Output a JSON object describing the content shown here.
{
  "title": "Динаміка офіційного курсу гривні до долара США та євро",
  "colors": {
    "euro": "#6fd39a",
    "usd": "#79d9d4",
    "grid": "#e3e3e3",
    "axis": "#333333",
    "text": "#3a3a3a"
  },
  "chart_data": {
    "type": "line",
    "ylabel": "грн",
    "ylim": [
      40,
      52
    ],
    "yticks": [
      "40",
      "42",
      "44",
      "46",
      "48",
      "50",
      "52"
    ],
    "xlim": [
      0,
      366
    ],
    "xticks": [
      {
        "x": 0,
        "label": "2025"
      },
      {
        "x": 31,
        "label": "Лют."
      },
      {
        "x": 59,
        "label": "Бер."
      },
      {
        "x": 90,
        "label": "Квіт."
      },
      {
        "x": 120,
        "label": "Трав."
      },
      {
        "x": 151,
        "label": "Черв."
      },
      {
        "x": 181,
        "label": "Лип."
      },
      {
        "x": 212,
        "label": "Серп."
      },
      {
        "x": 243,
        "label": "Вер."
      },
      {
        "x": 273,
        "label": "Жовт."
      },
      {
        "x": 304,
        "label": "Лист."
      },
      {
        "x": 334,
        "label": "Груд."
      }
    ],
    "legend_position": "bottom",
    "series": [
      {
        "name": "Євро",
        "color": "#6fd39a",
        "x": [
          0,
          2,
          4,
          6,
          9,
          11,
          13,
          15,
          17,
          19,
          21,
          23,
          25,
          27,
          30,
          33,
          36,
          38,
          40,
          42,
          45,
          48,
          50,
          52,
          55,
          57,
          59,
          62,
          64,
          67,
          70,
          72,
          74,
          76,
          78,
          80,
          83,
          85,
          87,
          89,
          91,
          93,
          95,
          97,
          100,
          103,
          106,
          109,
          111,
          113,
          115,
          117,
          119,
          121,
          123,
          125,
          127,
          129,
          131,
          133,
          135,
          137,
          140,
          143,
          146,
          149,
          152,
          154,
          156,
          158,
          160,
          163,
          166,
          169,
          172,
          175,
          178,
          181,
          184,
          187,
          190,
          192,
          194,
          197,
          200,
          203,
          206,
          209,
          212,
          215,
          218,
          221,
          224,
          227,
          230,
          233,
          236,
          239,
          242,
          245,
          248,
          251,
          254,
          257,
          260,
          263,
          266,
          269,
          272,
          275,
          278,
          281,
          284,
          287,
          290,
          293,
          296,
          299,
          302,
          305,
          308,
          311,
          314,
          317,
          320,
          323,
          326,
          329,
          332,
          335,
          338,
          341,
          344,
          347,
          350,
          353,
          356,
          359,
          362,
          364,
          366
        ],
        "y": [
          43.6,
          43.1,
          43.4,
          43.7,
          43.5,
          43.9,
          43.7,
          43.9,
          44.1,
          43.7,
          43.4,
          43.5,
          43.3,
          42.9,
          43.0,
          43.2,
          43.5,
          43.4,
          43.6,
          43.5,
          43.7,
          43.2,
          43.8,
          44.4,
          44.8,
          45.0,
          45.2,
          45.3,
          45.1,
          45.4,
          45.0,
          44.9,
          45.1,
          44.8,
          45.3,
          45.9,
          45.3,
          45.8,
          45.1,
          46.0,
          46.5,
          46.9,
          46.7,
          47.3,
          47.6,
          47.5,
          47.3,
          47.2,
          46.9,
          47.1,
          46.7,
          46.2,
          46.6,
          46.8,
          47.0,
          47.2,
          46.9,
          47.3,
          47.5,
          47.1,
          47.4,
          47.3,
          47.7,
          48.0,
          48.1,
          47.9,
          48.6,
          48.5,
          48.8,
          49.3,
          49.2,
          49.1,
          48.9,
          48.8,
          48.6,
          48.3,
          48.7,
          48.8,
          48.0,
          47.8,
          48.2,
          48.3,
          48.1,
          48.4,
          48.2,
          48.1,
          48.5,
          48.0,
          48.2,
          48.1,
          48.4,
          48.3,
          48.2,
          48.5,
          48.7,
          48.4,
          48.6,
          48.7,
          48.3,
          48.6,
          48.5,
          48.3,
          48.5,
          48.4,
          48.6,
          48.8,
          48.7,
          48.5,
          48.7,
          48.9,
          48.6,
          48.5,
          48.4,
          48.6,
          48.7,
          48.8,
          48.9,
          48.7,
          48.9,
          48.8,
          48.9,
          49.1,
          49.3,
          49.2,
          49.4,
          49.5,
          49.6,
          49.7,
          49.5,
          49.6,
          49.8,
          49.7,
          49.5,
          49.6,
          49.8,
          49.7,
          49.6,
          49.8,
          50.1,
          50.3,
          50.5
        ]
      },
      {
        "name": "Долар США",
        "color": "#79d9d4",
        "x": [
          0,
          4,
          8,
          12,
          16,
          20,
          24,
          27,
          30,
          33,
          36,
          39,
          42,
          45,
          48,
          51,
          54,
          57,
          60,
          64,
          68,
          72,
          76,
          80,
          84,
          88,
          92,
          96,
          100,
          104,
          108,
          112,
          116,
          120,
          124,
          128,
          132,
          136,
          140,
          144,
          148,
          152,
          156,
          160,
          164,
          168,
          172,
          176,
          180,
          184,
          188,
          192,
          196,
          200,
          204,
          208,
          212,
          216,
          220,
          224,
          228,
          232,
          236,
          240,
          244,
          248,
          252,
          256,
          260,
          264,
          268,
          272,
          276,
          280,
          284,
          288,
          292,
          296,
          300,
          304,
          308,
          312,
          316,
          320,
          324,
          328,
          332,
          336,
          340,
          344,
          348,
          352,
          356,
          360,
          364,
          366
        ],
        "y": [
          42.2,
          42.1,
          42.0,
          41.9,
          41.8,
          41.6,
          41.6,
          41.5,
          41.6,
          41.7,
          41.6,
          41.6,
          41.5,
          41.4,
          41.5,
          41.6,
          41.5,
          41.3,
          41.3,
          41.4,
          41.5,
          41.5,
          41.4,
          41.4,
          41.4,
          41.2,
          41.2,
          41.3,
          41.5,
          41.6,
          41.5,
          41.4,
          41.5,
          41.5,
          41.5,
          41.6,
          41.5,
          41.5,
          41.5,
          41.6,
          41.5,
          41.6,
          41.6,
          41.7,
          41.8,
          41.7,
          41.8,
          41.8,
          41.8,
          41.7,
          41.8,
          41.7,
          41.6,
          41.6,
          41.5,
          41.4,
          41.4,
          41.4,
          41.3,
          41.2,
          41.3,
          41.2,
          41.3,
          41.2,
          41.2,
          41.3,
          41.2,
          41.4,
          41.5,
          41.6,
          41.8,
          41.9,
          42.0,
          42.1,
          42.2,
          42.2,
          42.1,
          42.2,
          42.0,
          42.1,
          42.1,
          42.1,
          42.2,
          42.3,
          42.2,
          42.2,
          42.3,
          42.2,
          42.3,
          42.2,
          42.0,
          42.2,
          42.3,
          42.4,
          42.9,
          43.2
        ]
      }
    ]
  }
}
..........
GOAL:
Extract each record, keeping it identical to the original.

RESPONSE TO THIS EXERCISE:
Output a JSON object describing the content shown here.
{
  "title": "Динаміка офіційного курсу гривні до долара США та євро",
  "colors": {
    "euro": "#6fd39a",
    "usd": "#79d9d4",
    "grid": "#e3e3e3",
    "axis": "#333333",
    "text": "#3a3a3a"
  },
  "chart_data": {
    "type": "line",
    "ylabel": "грн",
    "ylim": [
      40,
      52
    ],
    "yticks": [
      "40",
      "42",
      "44",
      "46",
      "48",
      "50",
      "52"
    ],
    "xlim": [
      0,
      366
    ],
    "xticks": [
      {
        "x": 0,
        "label": "2025"
      },
      {
        "x": 31,
        "label": "Лют."
      },
      {
        "x": 59,
        "label": "Бер."
      },
      {
        "x": 90,
        "label": "Квіт."
      },
      {
        "x": 120,
        "label": "Трав."
      },
      {
        "x": 151,
        "label": "Черв."
      },
      {
        "x": 181,
        "label": "Лип."
      },
      {
        "x": 212,
        "label": "Серп."
      },
      {
        "x": 243,
        "label": "Вер."
      },
      {
        "x": 273,
        "label": "Жовт."
      },
      {
        "x": 304,
        "label": "Лист."
      },
      {
        "x": 334,
        "label": "Груд."
      }
    ],
    "legend_position": "bottom",
    "series": [
      {
        "name": "Євро",
        "color": "#6fd39a",
        "x": [
          0,
          2,
          4,
          6,
          9,
          11,
          13,
          15,
          17,
          19,
          21,
          23,
          25,
          27,
          30,
          33,
          36,
          38,
          40,
          42,
          45,
          48,
          50,
          52,
          55,
          57,
          59,
          62,
          64,
          67,
          70,
          72,
          74,
          76,
          78,
          80,
          83,
          85,
          87,
          89,
          91,
          93,
          95,
          97,
          100,
          103,
          106,
          109,
          111,
          113,
          115,
          117,
          119,
          121,
          123,
          125,
          127,
          129,
          131,
          133,
          135,
          137,
          140,
          143,
          146,
          149,
          152,
          154,
          156,
          158,
          160,
          163,
          166,
          169,
          172,
          175,
          178,
          181,
          184,
          187,
          190,
          192,
          194,
          197,
          200,
          203,
          206,
          209,
          212,
          215,
          218,
          221,
          224,
          227,
          230,
          233,
          236,
          239,
          242,
          245,
          248,
          251,
          254,
          257,
          260,
          263,
          266,
          269,
          272,
          275,
          278,
          281,
          284,
          287,
          290,
          293,
          296,
          299,
          302,
          305,
          308,
          311,
          314,
          317,
          320,
          323,
          326,
          329,
          332,
          335,
          338,
          341,
          344,
          347,
          350,
          353,
          356,
          359,
          362,
          364,
          366
        ],
        "y": [
          43.6,
          43.1,
          43.4,
          43.7,
          43.5,
          43.9,
          43.7,
          43.9,
          44.1,
          43.7,
          43.4,
          43.5,
          43.3,
          42.9,
          43.0,
          43.2,
          43.5,
          43.4,
          43.6,
          43.5,
          43.7,
          43.2,
          43.8,
          44.4,
          44.8,
          45.0,
          45.2,
          45.3,
          45.1,
          45.4,
          45.0,
          44.9,
          45.1,
          44.8,
          45.3,
          45.9,
          45.3,
          45.8,
          45.1,
          46.0,
          46.5,
          46.9,
          46.7,
          47.3,
          47.6,
          47.5,
          47.3,
          47.2,
          46.9,
          47.1,
          46.7,
          46.2,
          46.6,
          46.8,
          47.0,
          47.2,
          46.9,
          47.3,
          47.5,
          47.1,
          47.4,
          47.3,
          47.7,
          48.0,
          48.1,
          47.9,
          48.6,
          48.5,
          48.8,
          49.3,
          49.2,
          49.1,
          48.9,
          48.8,
          48.6,
          48.3,
          48.7,
          48.8,
          48.0,
          47.8,
          48.2,
          48.3,
          48.1,
          48.4,
          48.2,
          48.1,
          48.5,
          48.0,
          48.2,
          48.1,
          48.4,
          48.3,
          48.2,
          48.5,
          48.7,
          48.4,
          48.6,
          48.7,
          48.3,
          48.6,
          48.5,
          48.3,
          48.5,
          48.4,
          48.6,
          48.8,
          48.7,
          48.5,
          48.7,
          48.9,
          48.6,
          48.5,
          48.4,
          48.6,
          48.7,
          48.8,
          48.9,
          48.7,
          48.9,
          48.8,
          48.9,
          49.1,
          49.3,
          49.2,
          49.4,
          49.5,
          49.6,
          49.7,
          49.5,
          49.6,
          49.8,
          49.7,
          49.5,
          49.6,
          49.8,
          49.7,
          49.6,
          49.8,
          50.1,
          50.3,
          50.5
        ]
      },
      {
        "name": "Долар США",
        "color": "#79d9d4",
        "x": [
          0,
          4,
          8,
          12,
          16,
          20,
          24,
          27,
          30,
          33,
          36,
          39,
          42,
          45,
          48,
          51,
          54,
          57,
          60,
          64,
          68,
          72,
          76,
          80,
          84,
          88,
          92,
          96,
          100,
          104,
          108,
          112,
          116,
          120,
          124,
          128,
          132,
          136,
          140,
          144,
          148,
          152,
          156,
          160,
          164,
          168,
          172,
          176,
          180,
          184,
          188,
          192,
          196,
          200,
          204,
          208,
          212,
          216,
          220,
          224,
          228,
          232,
          236,
          240,
          244,
          248,
          252,
          256,
          260,
          264,
          268,
          272,
          276,
          280,
          284,
          288,
          292,
          296,
          300,
          304,
          308,
          312,
          316,
          320,
          324,
          328,
          332,
          336,
          340,
          344,
          348,
          352,
          356,
          360,
          364,
          366
        ],
        "y": [
          42.2,
          42.1,
          42.0,
          41.9,
          41.8,
          41.6,
          41.6,
          41.5,
          41.6,
          41.7,
          41.6,
          41.6,
          41.5,
          41.4,
          41.5,
          41.6,
          41.5,
          41.3,
          41.3,
          41.4,
          41.5,
          41.5,
          41.4,
          41.4,
          41.4,
          41.2,
          41.2,
          41.3,
          41.5,
          41.6,
          41.5,
          41.4,
          41.5,
          41.5,
          41.5,
          41.6,
          41.5,
          41.5,
          41.5,
          41.6,
          41.5,
          41.6,
          41.6,
          41.7,
          41.8,
          41.7,
          41.8,
          41.8,
          41.8,
          41.7,
          41.8,
          41.7,
          41.6,
          41.6,
          41.5,
          41.4,
          41.4,
          41.4,
          41.3,
          41.2,
          41.3,
          41.2,
          41.3,
          41.2,
          41.2,
          41.3,
          41.2,
          41.4,
          41.5,
          41.6,
          41.8,
          41.9,
          42.0,
          42.1,
          42.2,
          42.2,
          42.1,
          42.2,
          42.0,
          42.1,
          42.1,
          42.1,
          42.2,
          42.3,
          42.2,
          42.2,
          42.3,
          42.2,
          42.3,
          42.2,
          42.0,
          42.2,
          42.3,
          42.4,
          42.9,
          43.2
        ]
      }
    ]
  }
}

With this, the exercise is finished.